Work required:
Across the data, every line with the word "whole" counts once; state the total alone.

[Supplied entries — start]

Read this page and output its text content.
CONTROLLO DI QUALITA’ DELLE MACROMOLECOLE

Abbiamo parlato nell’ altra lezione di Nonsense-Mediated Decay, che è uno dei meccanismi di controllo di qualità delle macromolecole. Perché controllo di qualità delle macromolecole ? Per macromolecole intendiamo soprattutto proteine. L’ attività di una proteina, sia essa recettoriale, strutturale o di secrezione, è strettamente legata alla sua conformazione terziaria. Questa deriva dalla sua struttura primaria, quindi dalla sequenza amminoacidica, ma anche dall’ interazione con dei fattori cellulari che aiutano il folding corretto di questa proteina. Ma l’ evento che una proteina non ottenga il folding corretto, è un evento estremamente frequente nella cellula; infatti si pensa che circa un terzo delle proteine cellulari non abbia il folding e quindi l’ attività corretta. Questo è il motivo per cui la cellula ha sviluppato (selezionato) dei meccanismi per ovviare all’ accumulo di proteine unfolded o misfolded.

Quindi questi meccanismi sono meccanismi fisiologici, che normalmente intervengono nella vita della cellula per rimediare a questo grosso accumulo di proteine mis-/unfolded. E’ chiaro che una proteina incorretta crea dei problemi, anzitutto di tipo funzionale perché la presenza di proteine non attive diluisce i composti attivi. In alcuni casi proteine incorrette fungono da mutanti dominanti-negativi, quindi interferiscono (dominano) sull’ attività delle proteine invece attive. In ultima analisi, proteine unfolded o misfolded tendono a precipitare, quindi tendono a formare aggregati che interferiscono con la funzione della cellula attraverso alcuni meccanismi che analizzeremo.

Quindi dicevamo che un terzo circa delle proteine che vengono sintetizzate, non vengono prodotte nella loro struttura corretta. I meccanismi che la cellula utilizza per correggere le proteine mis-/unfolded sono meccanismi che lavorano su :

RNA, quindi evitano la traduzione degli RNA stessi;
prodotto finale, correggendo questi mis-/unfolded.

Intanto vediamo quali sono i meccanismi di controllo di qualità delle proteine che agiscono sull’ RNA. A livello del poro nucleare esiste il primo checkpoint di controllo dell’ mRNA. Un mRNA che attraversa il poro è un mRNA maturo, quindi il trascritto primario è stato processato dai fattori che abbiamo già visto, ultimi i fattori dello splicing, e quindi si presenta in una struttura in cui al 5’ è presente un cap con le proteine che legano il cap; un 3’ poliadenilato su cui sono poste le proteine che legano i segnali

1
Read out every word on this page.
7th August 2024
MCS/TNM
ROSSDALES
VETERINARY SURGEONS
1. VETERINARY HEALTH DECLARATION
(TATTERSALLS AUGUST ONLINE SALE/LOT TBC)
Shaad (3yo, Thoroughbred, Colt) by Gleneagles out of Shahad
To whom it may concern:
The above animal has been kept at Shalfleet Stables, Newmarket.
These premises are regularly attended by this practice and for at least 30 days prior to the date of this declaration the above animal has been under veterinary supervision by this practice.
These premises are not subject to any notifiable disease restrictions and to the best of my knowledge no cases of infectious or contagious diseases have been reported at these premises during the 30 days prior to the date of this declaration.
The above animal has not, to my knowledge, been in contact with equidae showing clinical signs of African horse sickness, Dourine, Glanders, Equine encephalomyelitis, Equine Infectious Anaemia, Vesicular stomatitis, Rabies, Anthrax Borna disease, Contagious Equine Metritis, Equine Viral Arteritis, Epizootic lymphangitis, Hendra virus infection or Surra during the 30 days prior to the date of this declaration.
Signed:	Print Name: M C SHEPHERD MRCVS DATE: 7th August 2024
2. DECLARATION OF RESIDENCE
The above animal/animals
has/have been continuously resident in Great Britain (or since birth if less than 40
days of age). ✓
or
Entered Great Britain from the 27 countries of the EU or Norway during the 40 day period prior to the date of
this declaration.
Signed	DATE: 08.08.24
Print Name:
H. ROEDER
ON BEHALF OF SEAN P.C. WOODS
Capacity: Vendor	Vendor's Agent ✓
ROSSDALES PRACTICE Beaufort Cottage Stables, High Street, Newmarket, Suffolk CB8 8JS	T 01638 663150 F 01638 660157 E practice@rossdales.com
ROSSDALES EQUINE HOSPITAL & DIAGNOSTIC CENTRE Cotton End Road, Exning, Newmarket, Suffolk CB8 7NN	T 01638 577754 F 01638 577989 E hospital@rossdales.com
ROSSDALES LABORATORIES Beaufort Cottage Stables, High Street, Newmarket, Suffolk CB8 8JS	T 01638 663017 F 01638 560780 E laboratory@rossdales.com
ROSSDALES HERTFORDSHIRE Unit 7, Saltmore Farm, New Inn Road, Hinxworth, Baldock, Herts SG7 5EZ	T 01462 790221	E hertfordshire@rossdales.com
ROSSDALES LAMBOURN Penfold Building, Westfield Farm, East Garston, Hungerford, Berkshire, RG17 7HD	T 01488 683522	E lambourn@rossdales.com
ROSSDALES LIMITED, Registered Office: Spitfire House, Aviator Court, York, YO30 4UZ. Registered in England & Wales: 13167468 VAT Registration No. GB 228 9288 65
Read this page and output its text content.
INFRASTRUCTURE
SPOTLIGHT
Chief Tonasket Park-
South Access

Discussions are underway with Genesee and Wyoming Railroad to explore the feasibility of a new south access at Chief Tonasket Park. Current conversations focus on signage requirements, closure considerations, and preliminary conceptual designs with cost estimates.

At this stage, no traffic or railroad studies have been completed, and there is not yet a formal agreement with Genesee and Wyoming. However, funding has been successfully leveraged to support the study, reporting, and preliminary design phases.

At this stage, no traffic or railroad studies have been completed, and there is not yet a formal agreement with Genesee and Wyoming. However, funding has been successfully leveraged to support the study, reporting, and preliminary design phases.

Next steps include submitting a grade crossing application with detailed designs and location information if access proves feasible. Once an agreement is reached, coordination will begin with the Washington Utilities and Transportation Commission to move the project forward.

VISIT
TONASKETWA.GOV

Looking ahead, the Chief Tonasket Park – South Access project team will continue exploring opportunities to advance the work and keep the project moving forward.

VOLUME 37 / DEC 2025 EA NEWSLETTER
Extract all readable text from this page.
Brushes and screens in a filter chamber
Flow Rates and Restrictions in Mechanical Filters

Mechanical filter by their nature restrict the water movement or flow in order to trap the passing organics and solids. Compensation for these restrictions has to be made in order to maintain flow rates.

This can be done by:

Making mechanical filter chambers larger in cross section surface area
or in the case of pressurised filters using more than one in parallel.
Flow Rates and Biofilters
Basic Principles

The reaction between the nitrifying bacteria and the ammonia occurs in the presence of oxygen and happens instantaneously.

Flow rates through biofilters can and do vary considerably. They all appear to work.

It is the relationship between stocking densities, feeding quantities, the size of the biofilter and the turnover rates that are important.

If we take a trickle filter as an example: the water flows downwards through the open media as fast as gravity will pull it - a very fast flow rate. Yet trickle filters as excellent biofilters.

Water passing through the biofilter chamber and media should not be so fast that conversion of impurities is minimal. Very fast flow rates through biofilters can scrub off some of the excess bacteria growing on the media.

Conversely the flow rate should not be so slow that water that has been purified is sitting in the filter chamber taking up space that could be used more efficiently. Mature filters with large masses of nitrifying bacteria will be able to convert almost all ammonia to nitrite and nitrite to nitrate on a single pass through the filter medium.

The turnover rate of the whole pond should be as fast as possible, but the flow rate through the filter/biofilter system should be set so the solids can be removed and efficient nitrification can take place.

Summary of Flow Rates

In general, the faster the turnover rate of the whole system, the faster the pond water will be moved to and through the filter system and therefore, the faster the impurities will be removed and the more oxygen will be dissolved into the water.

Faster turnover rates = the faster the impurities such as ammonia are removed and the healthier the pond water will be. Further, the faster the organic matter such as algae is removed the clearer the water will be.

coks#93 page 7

[Supplied entries — finish]

Task result:
2